Task statement =>
Copy every record below, exactly as written.

Records excerpted from a collection:
********

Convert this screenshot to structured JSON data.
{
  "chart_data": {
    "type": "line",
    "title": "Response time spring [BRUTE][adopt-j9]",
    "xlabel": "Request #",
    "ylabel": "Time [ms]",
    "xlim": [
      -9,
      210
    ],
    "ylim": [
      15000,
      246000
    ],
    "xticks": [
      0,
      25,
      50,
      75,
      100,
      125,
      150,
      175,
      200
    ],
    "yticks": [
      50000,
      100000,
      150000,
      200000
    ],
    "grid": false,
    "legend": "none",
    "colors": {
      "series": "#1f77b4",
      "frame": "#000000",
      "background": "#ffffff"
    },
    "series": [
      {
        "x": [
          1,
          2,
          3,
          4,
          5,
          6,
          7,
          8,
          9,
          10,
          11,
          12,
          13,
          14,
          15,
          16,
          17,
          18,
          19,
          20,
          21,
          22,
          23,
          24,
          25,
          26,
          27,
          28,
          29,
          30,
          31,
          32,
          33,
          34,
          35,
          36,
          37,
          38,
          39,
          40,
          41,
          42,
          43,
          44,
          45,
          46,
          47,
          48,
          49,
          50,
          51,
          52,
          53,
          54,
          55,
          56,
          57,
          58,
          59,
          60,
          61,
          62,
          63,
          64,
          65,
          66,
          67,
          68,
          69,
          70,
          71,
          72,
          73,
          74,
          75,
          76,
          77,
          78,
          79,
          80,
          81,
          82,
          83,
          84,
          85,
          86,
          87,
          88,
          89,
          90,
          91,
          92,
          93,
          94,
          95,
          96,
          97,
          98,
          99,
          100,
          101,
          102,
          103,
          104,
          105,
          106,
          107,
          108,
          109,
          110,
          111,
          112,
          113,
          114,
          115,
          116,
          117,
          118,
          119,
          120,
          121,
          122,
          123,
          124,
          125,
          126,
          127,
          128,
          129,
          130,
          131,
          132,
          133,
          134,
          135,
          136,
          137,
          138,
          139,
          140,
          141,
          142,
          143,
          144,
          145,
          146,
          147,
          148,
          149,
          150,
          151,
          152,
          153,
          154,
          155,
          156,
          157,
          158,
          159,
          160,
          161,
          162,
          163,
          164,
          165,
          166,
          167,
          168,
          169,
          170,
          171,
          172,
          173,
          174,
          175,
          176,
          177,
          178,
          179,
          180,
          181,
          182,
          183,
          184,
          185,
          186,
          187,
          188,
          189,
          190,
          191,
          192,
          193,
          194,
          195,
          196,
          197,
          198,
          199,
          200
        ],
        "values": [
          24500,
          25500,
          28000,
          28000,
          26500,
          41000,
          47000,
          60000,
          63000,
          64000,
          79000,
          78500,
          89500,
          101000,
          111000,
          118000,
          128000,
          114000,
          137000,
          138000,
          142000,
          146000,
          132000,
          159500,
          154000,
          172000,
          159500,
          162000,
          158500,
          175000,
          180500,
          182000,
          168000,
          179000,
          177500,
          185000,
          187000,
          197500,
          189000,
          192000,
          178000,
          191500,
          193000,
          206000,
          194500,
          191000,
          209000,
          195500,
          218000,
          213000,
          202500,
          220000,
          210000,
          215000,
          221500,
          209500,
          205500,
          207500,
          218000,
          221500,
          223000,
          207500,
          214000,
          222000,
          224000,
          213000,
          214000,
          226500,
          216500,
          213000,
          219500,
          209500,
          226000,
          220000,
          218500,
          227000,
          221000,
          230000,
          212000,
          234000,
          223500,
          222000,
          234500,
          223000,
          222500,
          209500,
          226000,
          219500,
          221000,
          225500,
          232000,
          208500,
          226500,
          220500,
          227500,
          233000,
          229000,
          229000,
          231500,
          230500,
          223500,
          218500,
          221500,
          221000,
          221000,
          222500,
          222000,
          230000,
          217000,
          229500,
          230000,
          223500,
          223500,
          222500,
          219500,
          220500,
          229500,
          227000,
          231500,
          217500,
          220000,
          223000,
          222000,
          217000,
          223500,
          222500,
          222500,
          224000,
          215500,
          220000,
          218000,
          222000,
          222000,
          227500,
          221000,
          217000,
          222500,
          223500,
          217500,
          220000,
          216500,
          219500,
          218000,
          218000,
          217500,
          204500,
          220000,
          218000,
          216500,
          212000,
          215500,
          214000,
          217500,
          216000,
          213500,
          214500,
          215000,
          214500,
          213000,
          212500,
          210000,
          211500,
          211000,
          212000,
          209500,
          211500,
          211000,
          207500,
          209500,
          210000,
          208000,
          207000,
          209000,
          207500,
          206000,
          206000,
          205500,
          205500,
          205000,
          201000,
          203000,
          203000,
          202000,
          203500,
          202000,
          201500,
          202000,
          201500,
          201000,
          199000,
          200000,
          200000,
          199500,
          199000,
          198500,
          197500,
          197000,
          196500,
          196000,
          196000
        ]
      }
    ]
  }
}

********

Answer for this exercise =>
Convert this screenshot to structured JSON data.
{
  "chart_data": {
    "type": "line",
    "title": "Response time spring [BRUTE][adopt-j9]",
    "xlabel": "Request #",
    "ylabel": "Time [ms]",
    "xlim": [
      -9,
      210
    ],
    "ylim": [
      15000,
      246000
    ],
    "xticks": [
      0,
      25,
      50,
      75,
      100,
      125,
      150,
      175,
      200
    ],
    "yticks": [
      50000,
      100000,
      150000,
      200000
    ],
    "grid": false,
    "legend": "none",
    "colors": {
      "series": "#1f77b4",
      "frame": "#000000",
      "background": "#ffffff"
    },
    "series": [
      {
        "x": [
          1,
          2,
          3,
          4,
          5,
          6,
          7,
          8,
          9,
          10,
          11,
          12,
          13,
          14,
          15,
          16,
          17,
          18,
          19,
          20,
          21,
          22,
          23,
          24,
          25,
          26,
          27,
          28,
          29,
          30,
          31,
          32,
          33,
          34,
          35,
          36,
          37,
          38,
          39,
          40,
          41,
          42,
          43,
          44,
          45,
          46,
          47,
          48,
          49,
          50,
          51,
          52,
          53,
          54,
          55,
          56,
          57,
          58,
          59,
          60,
          61,
          62,
          63,
          64,
          65,
          66,
          67,
          68,
          69,
          70,
          71,
          72,
          73,
          74,
          75,
          76,
          77,
          78,
          79,
          80,
          81,
          82,
          83,
          84,
          85,
          86,
          87,
          88,
          89,
          90,
          91,
          92,
          93,
          94,
          95,
          96,
          97,
          98,
          99,
          100,
          101,
          102,
          103,
          104,
          105,
          106,
          107,
          108,
          109,
          110,
          111,
          112,
          113,
          114,
          115,
          116,
          117,
          118,
          119,
          120,
          121,
          122,
          123,
          124,
          125,
          126,
          127,
          128,
          129,
          130,
          131,
          132,
          133,
          134,
          135,
          136,
          137,
          138,
          139,
          140,
          141,
          142,
          143,
          144,
          145,
          146,
          147,
          148,
          149,
          150,
          151,
          152,
          153,
          154,
          155,
          156,
          157,
          158,
          159,
          160,
          161,
          162,
          163,
          164,
          165,
          166,
          167,
          168,
          169,
          170,
          171,
          172,
          173,
          174,
          175,
          176,
          177,
          178,
          179,
          180,
          181,
          182,
          183,
          184,
          185,
          186,
          187,
          188,
          189,
          190,
          191,
          192,
          193,
          194,
          195,
          196,
          197,
          198,
          199,
          200
        ],
        "values": [
          24500,
          25500,
          28000,
          28000,
          26500,
          41000,
          47000,
          60000,
          63000,
          64000,
          79000,
          78500,
          89500,
          101000,
          111000,
          118000,
          128000,
          114000,
          137000,
          138000,
          142000,
          146000,
          132000,
          159500,
          154000,
          172000,
          159500,
          162000,
          158500,
          175000,
          180500,
          182000,
          168000,
          179000,
          177500,
          185000,
          187000,
          197500,
          189000,
          192000,
          178000,
          191500,
          193000,
          206000,
          194500,
          191000,
          209000,
          195500,
          218000,
          213000,
          202500,
          220000,
          210000,
          215000,
          221500,
          209500,
          205500,
          207500,
          218000,
          221500,
          223000,
          207500,
          214000,
          222000,
          224000,
          213000,
          214000,
          226500,
          216500,
          213000,
          219500,
          209500,
          226000,
          220000,
          218500,
          227000,
          221000,
          230000,
          212000,
          234000,
          223500,
          222000,
          234500,
          223000,
          222500,
          209500,
          226000,
          219500,
          221000,
          225500,
          232000,
          208500,
          226500,
          220500,
          227500,
          233000,
          229000,
          229000,
          231500,
          230500,
          223500,
          218500,
          221500,
          221000,
          221000,
          222500,
          222000,
          230000,
          217000,
          229500,
          230000,
          223500,
          223500,
          222500,
          219500,
          220500,
          229500,
          227000,
          231500,
          217500,
          220000,
          223000,
          222000,
          217000,
          223500,
          222500,
          222500,
          224000,
          215500,
          220000,
          218000,
          222000,
          222000,
          227500,
          221000,
          217000,
          222500,
          223500,
          217500,
          220000,
          216500,
          219500,
          218000,
          218000,
          217500,
          204500,
          220000,
          218000,
          216500,
          212000,
          215500,
          214000,
          217500,
          216000,
          213500,
          214500,
          215000,
          214500,
          213000,
          212500,
          210000,
          211500,
          211000,
          212000,
          209500,
          211500,
          211000,
          207500,
          209500,
          210000,
          208000,
          207000,
          209000,
          207500,
          206000,
          206000,
          205500,
          205500,
          205000,
          201000,
          203000,
          203000,
          202000,
          203500,
          202000,
          201500,
          202000,
          201500,
          201000,
          199000,
          200000,
          200000,
          199500,
          199000,
          198500,
          197500,
          197000,
          196500,
          196000,
          196000
        ]
      }
    ]
  }
}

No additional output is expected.